▸ Stated problem
Say how many lines include the word "Review". Reply with nothing but the number.

▸ Saved entries
::::
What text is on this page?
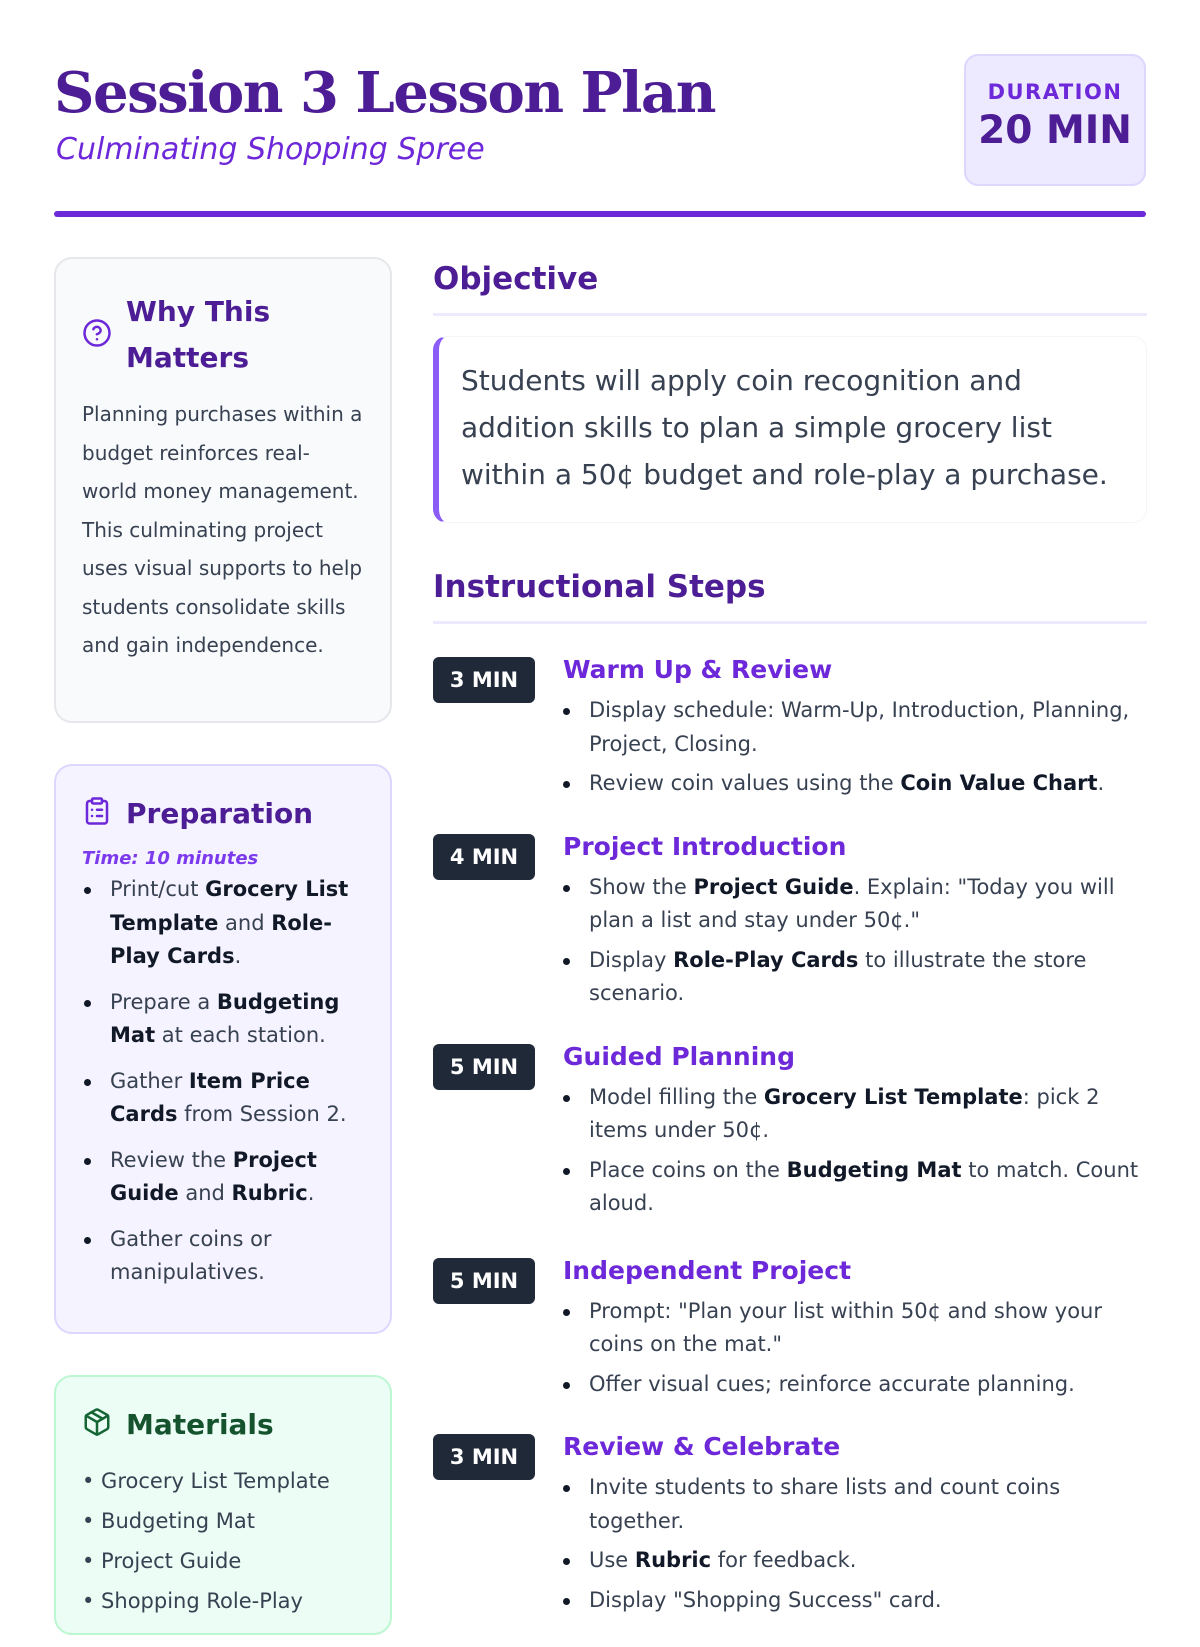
Session 3 Lesson Plan
Culminating Shopping Spree
DURATION
20 MIN
Why This Matters

Planning purchases within a budget reinforces real-world money management. This culminating project uses visual supports to help students consolidate skills and gain independence.

Preparation
Time: 10 minutes
Print/cut Grocery List Template and Role-Play Cards.
Prepare a Budgeting Mat at each station.
Gather Item Price Cards from Session 2.
Review the Project Guide and Rubric.
Gather coins or manipulatives.
Materials
• Grocery List Template
• Budgeting Mat
• Project Guide
• Shopping Role-Play
Objective
Students will apply coin recognition and addition skills to plan a simple grocery list within a 50¢ budget and role-play a purchase.
Instructional Steps
3 MIN	Warm Up & Review
Display schedule: Warm-Up, Introduction, Planning, Project, Closing.
Review coin values using the Coin Value Chart.
4 MIN	Project Introduction
Show the Project Guide. Explain: "Today you will plan a list and stay under 50¢."
Display Role-Play Cards to illustrate the store scenario.
5 MIN	Guided Planning
Model filling the Grocery List Template: pick 2 items under 50¢.
Place coins on the Budgeting Mat to match. Count aloud.
5 MIN	Independent Project
Prompt: "Plan your list within 50¢ and show your coins on the mat."
Offer visual cues; reinforce accurate planning.
3 MIN	Review & Celebrate
Invite students to share lists and count coins together.
Use Rubric for feedback.
Display "Shopping Success" card.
::::
▸ Result of this task
4